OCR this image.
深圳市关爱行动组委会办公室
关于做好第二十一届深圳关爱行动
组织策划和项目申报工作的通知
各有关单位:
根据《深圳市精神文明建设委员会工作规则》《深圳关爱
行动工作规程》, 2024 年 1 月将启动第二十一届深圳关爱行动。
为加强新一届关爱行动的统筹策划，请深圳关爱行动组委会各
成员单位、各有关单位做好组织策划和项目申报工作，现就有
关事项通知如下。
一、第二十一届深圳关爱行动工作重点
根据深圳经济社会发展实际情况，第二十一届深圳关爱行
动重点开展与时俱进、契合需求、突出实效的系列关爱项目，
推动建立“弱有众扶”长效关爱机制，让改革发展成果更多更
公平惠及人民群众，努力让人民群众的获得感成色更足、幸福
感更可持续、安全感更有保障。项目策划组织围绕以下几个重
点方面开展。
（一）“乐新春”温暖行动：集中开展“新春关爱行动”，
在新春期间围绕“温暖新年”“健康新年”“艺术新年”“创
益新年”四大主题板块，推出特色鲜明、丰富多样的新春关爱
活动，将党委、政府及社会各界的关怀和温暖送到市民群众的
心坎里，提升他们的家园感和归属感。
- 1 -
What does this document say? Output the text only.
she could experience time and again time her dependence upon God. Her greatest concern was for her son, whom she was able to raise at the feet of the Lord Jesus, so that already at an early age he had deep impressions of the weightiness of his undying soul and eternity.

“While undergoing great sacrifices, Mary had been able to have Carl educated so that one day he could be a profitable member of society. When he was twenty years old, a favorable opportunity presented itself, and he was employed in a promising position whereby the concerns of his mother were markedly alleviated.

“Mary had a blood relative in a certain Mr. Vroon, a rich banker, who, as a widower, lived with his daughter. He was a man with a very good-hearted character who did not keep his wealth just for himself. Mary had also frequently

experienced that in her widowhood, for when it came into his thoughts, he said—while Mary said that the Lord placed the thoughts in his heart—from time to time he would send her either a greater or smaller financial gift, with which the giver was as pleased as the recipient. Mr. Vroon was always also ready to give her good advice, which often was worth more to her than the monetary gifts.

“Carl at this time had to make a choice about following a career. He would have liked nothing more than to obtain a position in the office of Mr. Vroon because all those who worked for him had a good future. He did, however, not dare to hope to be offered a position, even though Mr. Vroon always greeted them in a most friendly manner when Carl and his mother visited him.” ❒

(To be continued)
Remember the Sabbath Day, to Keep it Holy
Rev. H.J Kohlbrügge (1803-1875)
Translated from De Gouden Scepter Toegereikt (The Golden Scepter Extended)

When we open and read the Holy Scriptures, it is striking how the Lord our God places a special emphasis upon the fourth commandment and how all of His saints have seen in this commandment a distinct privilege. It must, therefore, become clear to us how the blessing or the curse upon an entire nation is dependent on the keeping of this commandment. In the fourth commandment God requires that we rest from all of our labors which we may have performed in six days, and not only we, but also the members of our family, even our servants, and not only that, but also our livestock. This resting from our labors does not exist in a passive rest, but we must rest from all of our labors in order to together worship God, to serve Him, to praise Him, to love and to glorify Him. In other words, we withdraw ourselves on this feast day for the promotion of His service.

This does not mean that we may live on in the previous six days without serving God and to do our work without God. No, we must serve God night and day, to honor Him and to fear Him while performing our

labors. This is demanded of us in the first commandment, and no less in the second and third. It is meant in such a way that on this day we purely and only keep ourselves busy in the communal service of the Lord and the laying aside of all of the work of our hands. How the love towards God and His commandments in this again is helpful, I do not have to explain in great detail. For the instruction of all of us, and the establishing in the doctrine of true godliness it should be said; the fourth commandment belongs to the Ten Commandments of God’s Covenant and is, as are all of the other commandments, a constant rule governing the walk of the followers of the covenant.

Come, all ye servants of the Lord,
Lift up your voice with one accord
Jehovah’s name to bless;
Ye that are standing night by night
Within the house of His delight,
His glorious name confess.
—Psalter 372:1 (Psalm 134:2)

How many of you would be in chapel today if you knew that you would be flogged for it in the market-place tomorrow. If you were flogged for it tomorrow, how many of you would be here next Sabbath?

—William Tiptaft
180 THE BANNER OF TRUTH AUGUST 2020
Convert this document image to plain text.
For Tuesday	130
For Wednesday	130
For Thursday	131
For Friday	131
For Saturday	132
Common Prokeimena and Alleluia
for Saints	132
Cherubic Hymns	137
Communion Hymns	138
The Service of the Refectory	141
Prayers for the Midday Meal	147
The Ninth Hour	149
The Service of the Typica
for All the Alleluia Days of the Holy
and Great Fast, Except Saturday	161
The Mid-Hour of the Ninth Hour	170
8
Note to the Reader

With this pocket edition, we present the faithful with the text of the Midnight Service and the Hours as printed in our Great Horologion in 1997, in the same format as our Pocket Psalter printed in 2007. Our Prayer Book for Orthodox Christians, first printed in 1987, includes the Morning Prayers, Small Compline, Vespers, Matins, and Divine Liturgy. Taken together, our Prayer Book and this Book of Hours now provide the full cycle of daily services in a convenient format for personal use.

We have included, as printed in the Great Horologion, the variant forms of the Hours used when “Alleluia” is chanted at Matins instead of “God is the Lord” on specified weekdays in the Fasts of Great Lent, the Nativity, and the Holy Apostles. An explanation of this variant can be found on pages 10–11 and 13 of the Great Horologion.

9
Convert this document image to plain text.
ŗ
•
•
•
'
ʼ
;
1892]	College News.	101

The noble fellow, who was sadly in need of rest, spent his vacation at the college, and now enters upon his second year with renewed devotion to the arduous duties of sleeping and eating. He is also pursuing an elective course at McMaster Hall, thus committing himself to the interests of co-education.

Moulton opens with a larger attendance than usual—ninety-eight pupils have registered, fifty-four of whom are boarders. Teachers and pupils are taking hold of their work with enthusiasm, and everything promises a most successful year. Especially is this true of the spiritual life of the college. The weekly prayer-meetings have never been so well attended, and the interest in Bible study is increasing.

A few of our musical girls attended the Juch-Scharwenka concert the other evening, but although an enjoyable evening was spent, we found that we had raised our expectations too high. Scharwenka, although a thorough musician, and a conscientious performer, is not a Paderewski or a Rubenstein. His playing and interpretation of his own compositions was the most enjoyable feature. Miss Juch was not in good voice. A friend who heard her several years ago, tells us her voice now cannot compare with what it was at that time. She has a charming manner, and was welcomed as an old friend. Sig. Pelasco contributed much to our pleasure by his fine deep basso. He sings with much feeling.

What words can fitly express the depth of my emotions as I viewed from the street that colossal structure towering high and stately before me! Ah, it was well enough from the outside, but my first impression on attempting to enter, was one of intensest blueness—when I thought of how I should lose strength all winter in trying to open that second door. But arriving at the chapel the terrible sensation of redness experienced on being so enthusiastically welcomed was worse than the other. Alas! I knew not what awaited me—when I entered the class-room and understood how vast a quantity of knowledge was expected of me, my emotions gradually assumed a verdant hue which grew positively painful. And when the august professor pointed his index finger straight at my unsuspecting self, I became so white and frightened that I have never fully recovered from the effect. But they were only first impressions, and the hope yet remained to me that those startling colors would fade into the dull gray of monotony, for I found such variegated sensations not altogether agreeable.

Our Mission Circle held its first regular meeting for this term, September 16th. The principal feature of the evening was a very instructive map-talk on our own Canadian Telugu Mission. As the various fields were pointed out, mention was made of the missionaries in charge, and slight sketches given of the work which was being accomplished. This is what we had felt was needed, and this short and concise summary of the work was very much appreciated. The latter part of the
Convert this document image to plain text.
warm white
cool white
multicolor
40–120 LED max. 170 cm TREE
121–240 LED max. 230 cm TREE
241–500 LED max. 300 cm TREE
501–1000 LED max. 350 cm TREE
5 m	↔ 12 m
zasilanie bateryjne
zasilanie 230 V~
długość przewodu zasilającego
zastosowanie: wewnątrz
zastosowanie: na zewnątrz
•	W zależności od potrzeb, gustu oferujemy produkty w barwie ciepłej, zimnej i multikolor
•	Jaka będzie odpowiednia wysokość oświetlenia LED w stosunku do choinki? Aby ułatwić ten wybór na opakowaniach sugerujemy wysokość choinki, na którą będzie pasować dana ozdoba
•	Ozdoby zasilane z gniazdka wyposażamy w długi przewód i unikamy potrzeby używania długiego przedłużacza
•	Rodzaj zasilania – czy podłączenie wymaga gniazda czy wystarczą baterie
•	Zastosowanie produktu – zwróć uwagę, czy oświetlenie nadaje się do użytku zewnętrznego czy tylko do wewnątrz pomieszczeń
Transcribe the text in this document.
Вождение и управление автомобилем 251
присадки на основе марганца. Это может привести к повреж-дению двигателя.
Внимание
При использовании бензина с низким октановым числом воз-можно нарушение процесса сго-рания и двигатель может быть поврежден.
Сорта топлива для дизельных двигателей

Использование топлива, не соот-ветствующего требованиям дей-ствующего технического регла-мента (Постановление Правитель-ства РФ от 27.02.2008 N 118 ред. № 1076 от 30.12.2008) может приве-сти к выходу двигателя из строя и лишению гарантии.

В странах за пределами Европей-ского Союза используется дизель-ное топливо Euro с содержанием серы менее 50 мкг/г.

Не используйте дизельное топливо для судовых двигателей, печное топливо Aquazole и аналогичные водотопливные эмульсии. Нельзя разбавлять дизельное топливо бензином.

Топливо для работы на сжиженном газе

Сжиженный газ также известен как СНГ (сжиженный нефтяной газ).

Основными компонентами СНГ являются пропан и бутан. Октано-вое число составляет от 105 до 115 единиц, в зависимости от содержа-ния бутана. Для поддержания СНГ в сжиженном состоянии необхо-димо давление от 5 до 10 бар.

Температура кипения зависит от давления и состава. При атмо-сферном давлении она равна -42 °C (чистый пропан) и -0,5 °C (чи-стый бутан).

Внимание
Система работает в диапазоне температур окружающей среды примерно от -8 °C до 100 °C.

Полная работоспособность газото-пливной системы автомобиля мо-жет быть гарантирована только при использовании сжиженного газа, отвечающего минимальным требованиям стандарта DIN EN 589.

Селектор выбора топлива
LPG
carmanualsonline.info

○ ○ ○ ○

### Work required
Only the number is required: the count of lines containing the word "Hymns".

### Task response
2